Each line that holds the word "particules" counts once; report the total and nothing else.

_ENTRIES SHOWN:_
## START
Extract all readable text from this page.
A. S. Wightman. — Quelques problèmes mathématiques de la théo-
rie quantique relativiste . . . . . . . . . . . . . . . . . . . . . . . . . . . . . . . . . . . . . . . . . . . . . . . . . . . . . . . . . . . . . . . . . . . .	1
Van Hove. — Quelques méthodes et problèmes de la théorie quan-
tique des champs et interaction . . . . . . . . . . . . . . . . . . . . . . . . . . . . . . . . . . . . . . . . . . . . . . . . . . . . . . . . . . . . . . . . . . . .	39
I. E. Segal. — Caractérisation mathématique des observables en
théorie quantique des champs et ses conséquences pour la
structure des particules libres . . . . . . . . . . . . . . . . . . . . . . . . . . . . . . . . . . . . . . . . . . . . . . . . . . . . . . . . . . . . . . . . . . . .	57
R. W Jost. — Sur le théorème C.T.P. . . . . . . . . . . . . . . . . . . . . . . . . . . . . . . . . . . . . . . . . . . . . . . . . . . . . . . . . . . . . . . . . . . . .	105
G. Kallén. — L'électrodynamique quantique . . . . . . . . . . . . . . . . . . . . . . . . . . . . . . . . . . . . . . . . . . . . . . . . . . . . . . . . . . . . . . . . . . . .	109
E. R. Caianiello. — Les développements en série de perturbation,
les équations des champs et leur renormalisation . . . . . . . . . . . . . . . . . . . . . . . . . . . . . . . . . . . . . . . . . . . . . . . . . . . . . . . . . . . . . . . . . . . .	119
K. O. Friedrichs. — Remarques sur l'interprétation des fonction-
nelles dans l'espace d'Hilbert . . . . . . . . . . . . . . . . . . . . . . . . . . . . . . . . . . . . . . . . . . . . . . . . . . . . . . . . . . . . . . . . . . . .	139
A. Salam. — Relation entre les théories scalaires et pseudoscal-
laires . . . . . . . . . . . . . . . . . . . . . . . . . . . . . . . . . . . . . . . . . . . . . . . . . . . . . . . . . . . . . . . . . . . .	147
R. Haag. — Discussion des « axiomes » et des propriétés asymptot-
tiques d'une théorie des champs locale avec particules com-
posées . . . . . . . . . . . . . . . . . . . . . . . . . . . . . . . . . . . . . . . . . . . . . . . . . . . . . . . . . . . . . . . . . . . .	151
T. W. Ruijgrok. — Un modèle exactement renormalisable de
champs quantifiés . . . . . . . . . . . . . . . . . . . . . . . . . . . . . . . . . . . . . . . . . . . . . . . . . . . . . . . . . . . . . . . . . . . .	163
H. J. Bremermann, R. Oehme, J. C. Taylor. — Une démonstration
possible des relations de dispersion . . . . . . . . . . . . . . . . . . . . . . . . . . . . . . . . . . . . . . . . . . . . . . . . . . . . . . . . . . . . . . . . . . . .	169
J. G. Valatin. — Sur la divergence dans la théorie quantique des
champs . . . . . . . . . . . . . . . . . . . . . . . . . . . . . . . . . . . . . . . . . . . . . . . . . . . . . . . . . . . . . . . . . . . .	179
## END
_SOLUTION:_
2